(Dataset records)
## START
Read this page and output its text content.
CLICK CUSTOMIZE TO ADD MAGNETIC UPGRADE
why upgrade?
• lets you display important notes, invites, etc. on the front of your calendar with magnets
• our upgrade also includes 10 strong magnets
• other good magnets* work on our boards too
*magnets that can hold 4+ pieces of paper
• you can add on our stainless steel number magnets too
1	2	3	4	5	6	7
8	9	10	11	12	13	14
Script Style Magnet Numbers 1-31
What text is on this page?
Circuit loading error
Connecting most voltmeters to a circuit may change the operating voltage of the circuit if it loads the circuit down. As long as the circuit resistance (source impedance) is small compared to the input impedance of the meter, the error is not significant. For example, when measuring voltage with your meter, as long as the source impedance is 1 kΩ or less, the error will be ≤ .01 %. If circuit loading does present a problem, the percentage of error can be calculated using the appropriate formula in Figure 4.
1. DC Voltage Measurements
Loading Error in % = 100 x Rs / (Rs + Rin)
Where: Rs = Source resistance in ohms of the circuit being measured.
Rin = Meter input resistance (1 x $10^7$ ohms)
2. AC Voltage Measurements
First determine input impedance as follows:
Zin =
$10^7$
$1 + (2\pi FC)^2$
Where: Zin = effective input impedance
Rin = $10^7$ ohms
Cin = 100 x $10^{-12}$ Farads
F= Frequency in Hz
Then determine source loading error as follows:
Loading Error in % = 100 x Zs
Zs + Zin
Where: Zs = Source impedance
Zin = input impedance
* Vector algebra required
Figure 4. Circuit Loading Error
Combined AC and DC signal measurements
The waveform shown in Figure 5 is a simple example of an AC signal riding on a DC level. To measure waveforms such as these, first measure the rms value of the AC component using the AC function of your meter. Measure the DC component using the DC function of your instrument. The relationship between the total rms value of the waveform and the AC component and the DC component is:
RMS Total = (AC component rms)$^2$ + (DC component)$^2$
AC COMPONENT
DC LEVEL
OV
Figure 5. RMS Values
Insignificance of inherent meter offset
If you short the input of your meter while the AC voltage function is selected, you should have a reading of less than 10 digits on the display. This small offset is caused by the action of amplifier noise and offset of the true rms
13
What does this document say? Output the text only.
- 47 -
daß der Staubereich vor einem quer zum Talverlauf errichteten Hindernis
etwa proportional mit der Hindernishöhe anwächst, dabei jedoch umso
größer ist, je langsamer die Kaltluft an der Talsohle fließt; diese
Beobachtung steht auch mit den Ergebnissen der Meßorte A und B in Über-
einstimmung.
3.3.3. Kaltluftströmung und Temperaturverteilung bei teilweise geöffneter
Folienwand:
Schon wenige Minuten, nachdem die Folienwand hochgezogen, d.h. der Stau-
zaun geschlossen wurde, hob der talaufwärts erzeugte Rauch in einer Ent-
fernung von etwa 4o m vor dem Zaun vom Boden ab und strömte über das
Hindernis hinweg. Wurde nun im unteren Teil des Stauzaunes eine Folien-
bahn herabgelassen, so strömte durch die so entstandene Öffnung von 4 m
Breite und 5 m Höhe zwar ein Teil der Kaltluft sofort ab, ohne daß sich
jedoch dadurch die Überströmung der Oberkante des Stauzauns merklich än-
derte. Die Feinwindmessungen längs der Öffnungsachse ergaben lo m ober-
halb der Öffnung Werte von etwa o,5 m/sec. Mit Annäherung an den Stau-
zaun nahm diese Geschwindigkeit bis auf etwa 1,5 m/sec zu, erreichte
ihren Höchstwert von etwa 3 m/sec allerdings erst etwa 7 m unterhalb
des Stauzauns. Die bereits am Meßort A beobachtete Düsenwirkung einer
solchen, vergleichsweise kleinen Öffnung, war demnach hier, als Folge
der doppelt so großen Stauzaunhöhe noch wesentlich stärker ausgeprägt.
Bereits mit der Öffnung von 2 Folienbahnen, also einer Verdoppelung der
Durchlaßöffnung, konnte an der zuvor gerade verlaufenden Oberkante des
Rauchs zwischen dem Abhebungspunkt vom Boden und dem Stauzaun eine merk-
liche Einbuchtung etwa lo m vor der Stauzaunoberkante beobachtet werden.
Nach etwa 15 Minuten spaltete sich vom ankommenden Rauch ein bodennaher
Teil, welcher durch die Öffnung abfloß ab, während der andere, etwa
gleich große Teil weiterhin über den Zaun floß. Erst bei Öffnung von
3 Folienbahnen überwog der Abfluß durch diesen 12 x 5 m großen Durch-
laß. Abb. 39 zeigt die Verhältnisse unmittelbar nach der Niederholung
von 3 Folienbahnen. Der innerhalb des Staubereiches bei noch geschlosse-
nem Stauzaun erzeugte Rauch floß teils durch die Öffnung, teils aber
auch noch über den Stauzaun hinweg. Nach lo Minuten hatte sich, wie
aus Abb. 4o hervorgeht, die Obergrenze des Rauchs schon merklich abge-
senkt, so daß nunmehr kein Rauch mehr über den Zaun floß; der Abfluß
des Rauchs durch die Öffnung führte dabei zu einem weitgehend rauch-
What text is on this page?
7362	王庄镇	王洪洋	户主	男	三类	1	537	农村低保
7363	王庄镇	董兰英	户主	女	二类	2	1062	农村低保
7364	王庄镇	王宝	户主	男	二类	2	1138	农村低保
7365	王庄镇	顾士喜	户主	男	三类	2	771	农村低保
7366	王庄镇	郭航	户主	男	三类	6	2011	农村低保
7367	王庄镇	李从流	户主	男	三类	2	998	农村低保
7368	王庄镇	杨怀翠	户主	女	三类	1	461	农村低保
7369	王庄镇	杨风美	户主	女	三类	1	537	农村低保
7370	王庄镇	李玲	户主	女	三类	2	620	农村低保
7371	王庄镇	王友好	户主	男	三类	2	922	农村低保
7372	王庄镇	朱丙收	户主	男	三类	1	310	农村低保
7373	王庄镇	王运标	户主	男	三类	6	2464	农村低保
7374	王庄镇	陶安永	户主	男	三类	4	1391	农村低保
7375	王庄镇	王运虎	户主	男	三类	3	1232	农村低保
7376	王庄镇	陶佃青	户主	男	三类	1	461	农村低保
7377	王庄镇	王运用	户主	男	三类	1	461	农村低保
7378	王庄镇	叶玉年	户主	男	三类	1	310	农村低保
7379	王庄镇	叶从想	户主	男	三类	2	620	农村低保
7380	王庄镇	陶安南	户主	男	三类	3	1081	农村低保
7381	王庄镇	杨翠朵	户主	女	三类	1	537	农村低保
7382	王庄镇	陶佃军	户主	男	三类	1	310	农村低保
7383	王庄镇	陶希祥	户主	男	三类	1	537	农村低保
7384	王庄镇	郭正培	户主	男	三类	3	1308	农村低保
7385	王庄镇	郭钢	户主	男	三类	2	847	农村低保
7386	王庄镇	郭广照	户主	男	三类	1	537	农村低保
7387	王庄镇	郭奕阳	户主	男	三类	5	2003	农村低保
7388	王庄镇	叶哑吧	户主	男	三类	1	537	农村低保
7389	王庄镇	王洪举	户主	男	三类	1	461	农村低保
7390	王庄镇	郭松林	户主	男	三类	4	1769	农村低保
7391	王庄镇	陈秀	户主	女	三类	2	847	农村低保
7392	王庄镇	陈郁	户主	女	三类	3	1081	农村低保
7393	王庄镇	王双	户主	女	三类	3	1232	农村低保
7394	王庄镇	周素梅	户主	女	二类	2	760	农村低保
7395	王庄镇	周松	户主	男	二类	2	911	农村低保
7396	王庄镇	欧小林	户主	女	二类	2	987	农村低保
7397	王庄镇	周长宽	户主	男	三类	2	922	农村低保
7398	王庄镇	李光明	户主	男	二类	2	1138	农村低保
## END
_What this task involves_.
Recopy the entries above exactly, with every line included.

_Response_.
Read this page and output its text content.
CLICK CUSTOMIZE TO ADD MAGNETIC UPGRADE
why upgrade?
• lets you display important notes, invites, etc. on the front of your calendar with magnets
• our upgrade also includes 10 strong magnets
• other good magnets* work on our boards too
*magnets that can hold 4+ pieces of paper
• you can add on our stainless steel number magnets too
1	2	3	4	5	6	7
8	9	10	11	12	13	14
Script Style Magnet Numbers 1-31
What text is on this page?
Circuit loading error
Connecting most voltmeters to a circuit may change the operating voltage of the circuit if it loads the circuit down. As long as the circuit resistance (source impedance) is small compared to the input impedance of the meter, the error is not significant. For example, when measuring voltage with your meter, as long as the source impedance is 1 kΩ or less, the error will be ≤ .01 %. If circuit loading does present a problem, the percentage of error can be calculated using the appropriate formula in Figure 4.
1. DC Voltage Measurements
Loading Error in % = 100 x Rs / (Rs + Rin)
Where: Rs = Source resistance in ohms of the circuit being measured.
Rin = Meter input resistance (1 x $10^7$ ohms)
2. AC Voltage Measurements
First determine input impedance as follows:
Zin =
$10^7$
$1 + (2\pi FC)^2$
Where: Zin = effective input impedance
Rin = $10^7$ ohms
Cin = 100 x $10^{-12}$ Farads
F= Frequency in Hz
Then determine source loading error as follows:
Loading Error in % = 100 x Zs
Zs + Zin
Where: Zs = Source impedance
Zin = input impedance
* Vector algebra required
Figure 4. Circuit Loading Error
Combined AC and DC signal measurements
The waveform shown in Figure 5 is a simple example of an AC signal riding on a DC level. To measure waveforms such as these, first measure the rms value of the AC component using the AC function of your meter. Measure the DC component using the DC function of your instrument. The relationship between the total rms value of the waveform and the AC component and the DC component is:
RMS Total = (AC component rms)$^2$ + (DC component)$^2$
AC COMPONENT
DC LEVEL
OV
Figure 5. RMS Values
Insignificance of inherent meter offset
If you short the input of your meter while the AC voltage function is selected, you should have a reading of less than 10 digits on the display. This small offset is caused by the action of amplifier noise and offset of the true rms
13
What does this document say? Output the text only.
- 47 -
daß der Staubereich vor einem quer zum Talverlauf errichteten Hindernis
etwa proportional mit der Hindernishöhe anwächst, dabei jedoch umso
größer ist, je langsamer die Kaltluft an der Talsohle fließt; diese
Beobachtung steht auch mit den Ergebnissen der Meßorte A und B in Über-
einstimmung.
3.3.3. Kaltluftströmung und Temperaturverteilung bei teilweise geöffneter
Folienwand:
Schon wenige Minuten, nachdem die Folienwand hochgezogen, d.h. der Stau-
zaun geschlossen wurde, hob der talaufwärts erzeugte Rauch in einer Ent-
fernung von etwa 4o m vor dem Zaun vom Boden ab und strömte über das
Hindernis hinweg. Wurde nun im unteren Teil des Stauzaunes eine Folien-
bahn herabgelassen, so strömte durch die so entstandene Öffnung von 4 m
Breite und 5 m Höhe zwar ein Teil der Kaltluft sofort ab, ohne daß sich
jedoch dadurch die Überströmung der Oberkante des Stauzauns merklich än-
derte. Die Feinwindmessungen längs der Öffnungsachse ergaben lo m ober-
halb der Öffnung Werte von etwa o,5 m/sec. Mit Annäherung an den Stau-
zaun nahm diese Geschwindigkeit bis auf etwa 1,5 m/sec zu, erreichte
ihren Höchstwert von etwa 3 m/sec allerdings erst etwa 7 m unterhalb
des Stauzauns. Die bereits am Meßort A beobachtete Düsenwirkung einer
solchen, vergleichsweise kleinen Öffnung, war demnach hier, als Folge
der doppelt so großen Stauzaunhöhe noch wesentlich stärker ausgeprägt.
Bereits mit der Öffnung von 2 Folienbahnen, also einer Verdoppelung der
Durchlaßöffnung, konnte an der zuvor gerade verlaufenden Oberkante des
Rauchs zwischen dem Abhebungspunkt vom Boden und dem Stauzaun eine merk-
liche Einbuchtung etwa lo m vor der Stauzaunoberkante beobachtet werden.
Nach etwa 15 Minuten spaltete sich vom ankommenden Rauch ein bodennaher
Teil, welcher durch die Öffnung abfloß ab, während der andere, etwa
gleich große Teil weiterhin über den Zaun floß. Erst bei Öffnung von
3 Folienbahnen überwog der Abfluß durch diesen 12 x 5 m großen Durch-
laß. Abb. 39 zeigt die Verhältnisse unmittelbar nach der Niederholung
von 3 Folienbahnen. Der innerhalb des Staubereiches bei noch geschlosse-
nem Stauzaun erzeugte Rauch floß teils durch die Öffnung, teils aber
auch noch über den Stauzaun hinweg. Nach lo Minuten hatte sich, wie
aus Abb. 4o hervorgeht, die Obergrenze des Rauchs schon merklich abge-
senkt, so daß nunmehr kein Rauch mehr über den Zaun floß; der Abfluß
des Rauchs durch die Öffnung führte dabei zu einem weitgehend rauch-
What text is on this page?
7362	王庄镇	王洪洋	户主	男	三类	1	537	农村低保
7363	王庄镇	董兰英	户主	女	二类	2	1062	农村低保
7364	王庄镇	王宝	户主	男	二类	2	1138	农村低保
7365	王庄镇	顾士喜	户主	男	三类	2	771	农村低保
7366	王庄镇	郭航	户主	男	三类	6	2011	农村低保
7367	王庄镇	李从流	户主	男	三类	2	998	农村低保
7368	王庄镇	杨怀翠	户主	女	三类	1	461	农村低保
7369	王庄镇	杨风美	户主	女	三类	1	537	农村低保
7370	王庄镇	李玲	户主	女	三类	2	620	农村低保
7371	王庄镇	王友好	户主	男	三类	2	922	农村低保
7372	王庄镇	朱丙收	户主	男	三类	1	310	农村低保
7373	王庄镇	王运标	户主	男	三类	6	2464	农村低保
7374	王庄镇	陶安永	户主	男	三类	4	1391	农村低保
7375	王庄镇	王运虎	户主	男	三类	3	1232	农村低保
7376	王庄镇	陶佃青	户主	男	三类	1	461	农村低保
7377	王庄镇	王运用	户主	男	三类	1	461	农村低保
7378	王庄镇	叶玉年	户主	男	三类	1	310	农村低保
7379	王庄镇	叶从想	户主	男	三类	2	620	农村低保
7380	王庄镇	陶安南	户主	男	三类	3	1081	农村低保
7381	王庄镇	杨翠朵	户主	女	三类	1	537	农村低保
7382	王庄镇	陶佃军	户主	男	三类	1	310	农村低保
7383	王庄镇	陶希祥	户主	男	三类	1	537	农村低保
7384	王庄镇	郭正培	户主	男	三类	3	1308	农村低保
7385	王庄镇	郭钢	户主	男	三类	2	847	农村低保
7386	王庄镇	郭广照	户主	男	三类	1	537	农村低保
7387	王庄镇	郭奕阳	户主	男	三类	5	2003	农村低保
7388	王庄镇	叶哑吧	户主	男	三类	1	537	农村低保
7389	王庄镇	王洪举	户主	男	三类	1	461	农村低保
7390	王庄镇	郭松林	户主	男	三类	4	1769	农村低保
7391	王庄镇	陈秀	户主	女	三类	2	847	农村低保
7392	王庄镇	陈郁	户主	女	三类	3	1081	农村低保
7393	王庄镇	王双	户主	女	三类	3	1232	农村低保
7394	王庄镇	周素梅	户主	女	二类	2	760	农村低保
7395	王庄镇	周松	户主	男	二类	2	911	农村低保
7396	王庄镇	欧小林	户主	女	二类	2	987	农村低保
7397	王庄镇	周长宽	户主	男	三类	2	922	农村低保
7398	王庄镇	李光明	户主	男	二类	2	1138	农村低保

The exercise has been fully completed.